Locate all lines in the data below that hold "counter" and show them.
** BEGIN Supplied material **
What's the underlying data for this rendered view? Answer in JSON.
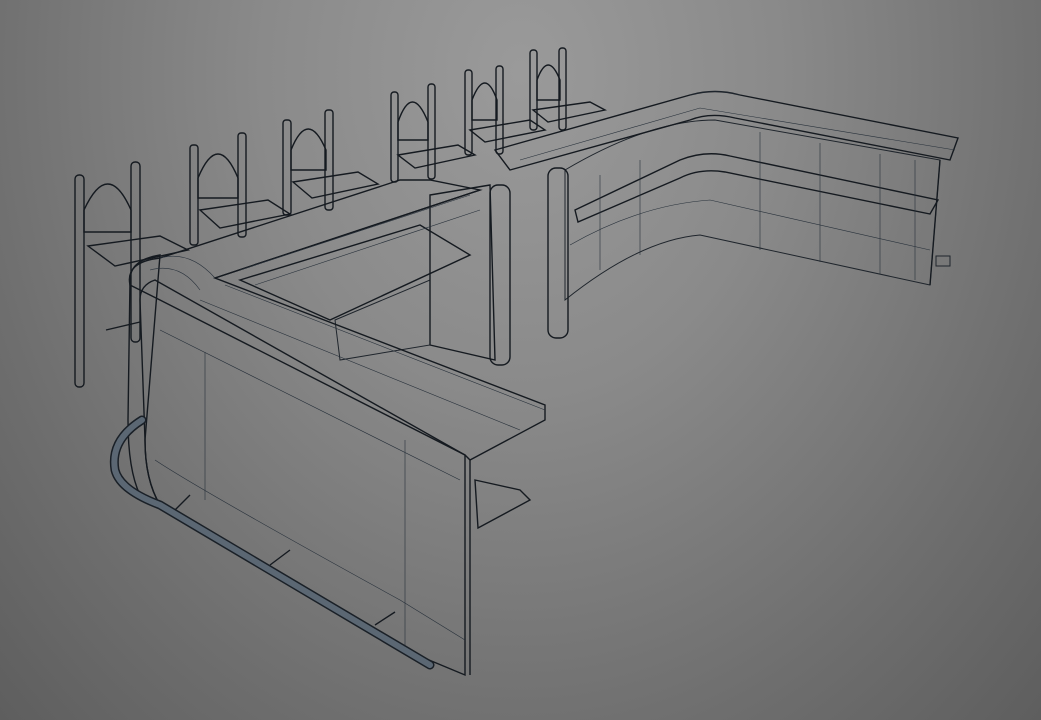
{
  "viewport": {
    "background_top": "#9a9a9a",
    "background_bottom": "#5e5e5e"
  },
  "scene": {
    "objects": [
      {
        "name": "bar-counter-main"
      },
      {
        "name": "bar-counter-return"
      },
      {
        "name": "bar-stool"
      },
      {
        "name": "bar-stool"
      },
      {
        "name": "bar-stool"
      },
      {
        "name": "bar-stool"
      },
      {
        "name": "bar-stool"
      },
      {
        "name": "bar-stool"
      },
      {
        "name": "foot-rail"
      }
    ],
    "colors": {
      "mesh_fill": "#4a5663",
      "mesh_fill_light": "#5a6673",
      "mesh_fill_dark": "#37414c",
      "wireframe": "#1f252c"
    }
  }
}
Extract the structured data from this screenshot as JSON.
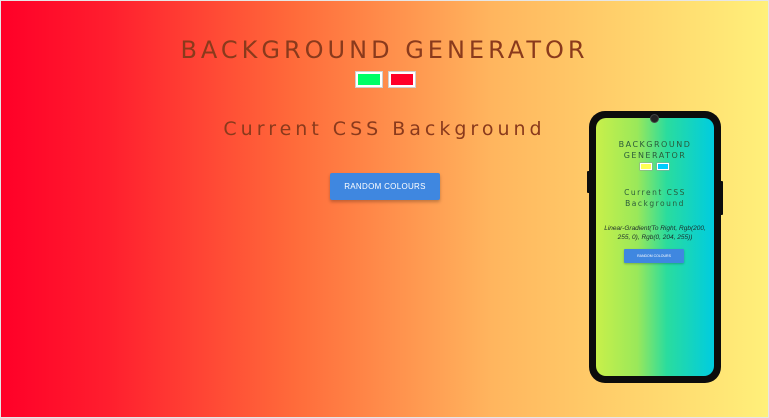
{
  "page": {
    "title": "BACKGROUND GENERATOR",
    "color1": "#00ff66",
    "color2": "#ff0028",
    "subtitle": "Current CSS Background",
    "css_value": "",
    "random_button": "RANDOM COLOURS",
    "gradient": {
      "direction": "to right",
      "colors": [
        "#ff0028",
        "#fff07a"
      ]
    }
  },
  "mobile_preview": {
    "title": "BACKGROUND GENERATOR",
    "color1": "#ffff55",
    "color2": "#00ccff",
    "subtitle": "Current CSS Background",
    "css_value": "Linear-Gradient(To Right, Rgb(200, 255, 0), Rgb(0, 204, 255))",
    "random_button": "RANDOM COLOURS"
  }
}
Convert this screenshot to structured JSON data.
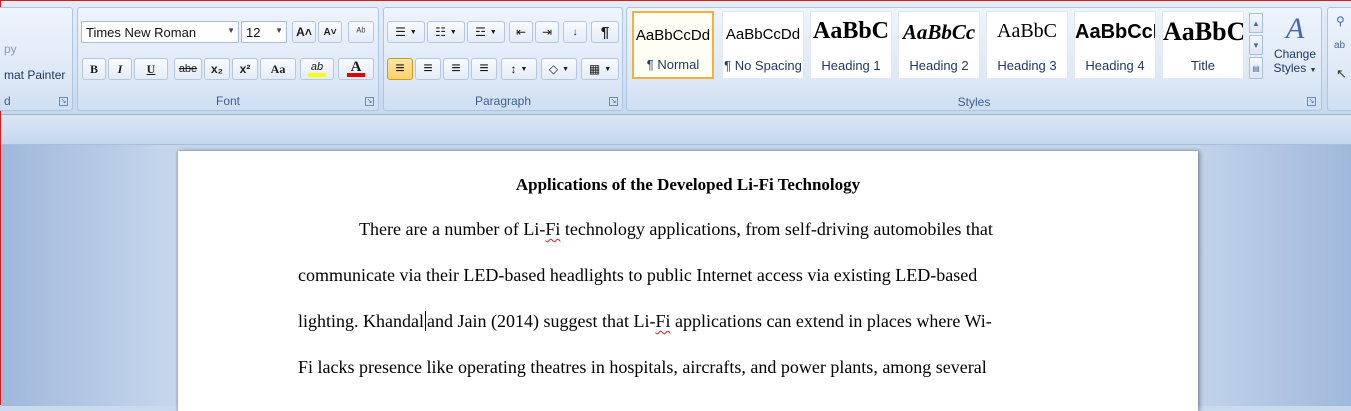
{
  "clipboard": {
    "copy_label": "py",
    "format_painter_label": "mat Painter",
    "group_label": "d"
  },
  "font": {
    "group_label": "Font",
    "font_name": "Times New Roman",
    "font_size": "12",
    "bold": "B",
    "italic": "I",
    "underline": "U",
    "strike": "abe",
    "subscript": "x₂",
    "superscript": "x²",
    "change_case": "Aa",
    "grow": "A˄",
    "shrink": "A˅",
    "highlight": "ab",
    "font_color": "A",
    "highlight_color": "#ffff00",
    "font_color_value": "#e00000"
  },
  "paragraph": {
    "group_label": "Paragraph",
    "bullets": "☰",
    "numbering": "☷",
    "multilevel": "☲",
    "decrease_indent": "⇤",
    "increase_indent": "⇥",
    "sort": "↓",
    "show_marks": "¶",
    "align_left": "≡",
    "align_center": "≡",
    "align_right": "≡",
    "justify": "≡",
    "line_spacing": "↕",
    "shading": "◇",
    "borders": "▦"
  },
  "styles": {
    "group_label": "Styles",
    "items": [
      {
        "preview": "AaBbCcDd",
        "name": "¶ Normal"
      },
      {
        "preview": "AaBbCcDd",
        "name": "¶ No Spacing"
      },
      {
        "preview": "AaBbC",
        "name": "Heading 1"
      },
      {
        "preview": "AaBbCc",
        "name": "Heading 2"
      },
      {
        "preview": "AaBbC",
        "name": "Heading 3"
      },
      {
        "preview": "AaBbCcI",
        "name": "Heading 4"
      },
      {
        "preview": "AaBbC",
        "name": "Title"
      }
    ],
    "change_styles_label_1": "Change",
    "change_styles_label_2": "Styles",
    "change_styles_glyph": "A"
  },
  "document": {
    "title": "Applications  of the Developed Li-Fi Technology",
    "line1_a": "There are a number of Li-",
    "line1_fi": "Fi",
    "line1_b": " technology applications, from self-driving automobiles that",
    "line2": "communicate via their LED-based headlights to public Internet access via existing LED-based",
    "line3_a": "lighting. Khandal",
    "line3_b": "and Jain (2014) suggest that Li-",
    "line3_fi": "Fi",
    "line3_c": " applications can extend in places where Wi-",
    "line4": "Fi lacks presence like operating theatres in hospitals, aircrafts, and power plants, among several"
  }
}
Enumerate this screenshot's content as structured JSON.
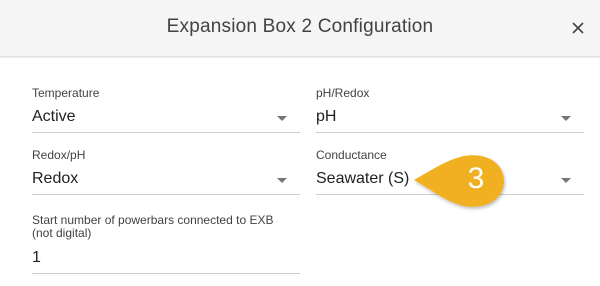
{
  "dialog": {
    "title": "Expansion Box 2 Configuration",
    "close_icon": "close-icon"
  },
  "fields": {
    "temperature": {
      "label": "Temperature",
      "value": "Active"
    },
    "ph_redox": {
      "label": "pH/Redox",
      "value": "pH"
    },
    "redox_ph": {
      "label": "Redox/pH",
      "value": "Redox"
    },
    "conductance": {
      "label": "Conductance",
      "value": "Seawater (S)"
    },
    "powerbars": {
      "label_line1": "Start number of powerbars connected to EXB",
      "label_line2": "(not digital)",
      "value": "1"
    }
  },
  "callout": {
    "number": "3",
    "color": "#f0b020"
  },
  "colors": {
    "header_bg": "#f5f5f5",
    "underline": "#cfcfcf",
    "arrow": "#757575"
  }
}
** END Supplied material **
■ Task response ■
        "name": "bar-counter-main"
        "name": "bar-counter-return"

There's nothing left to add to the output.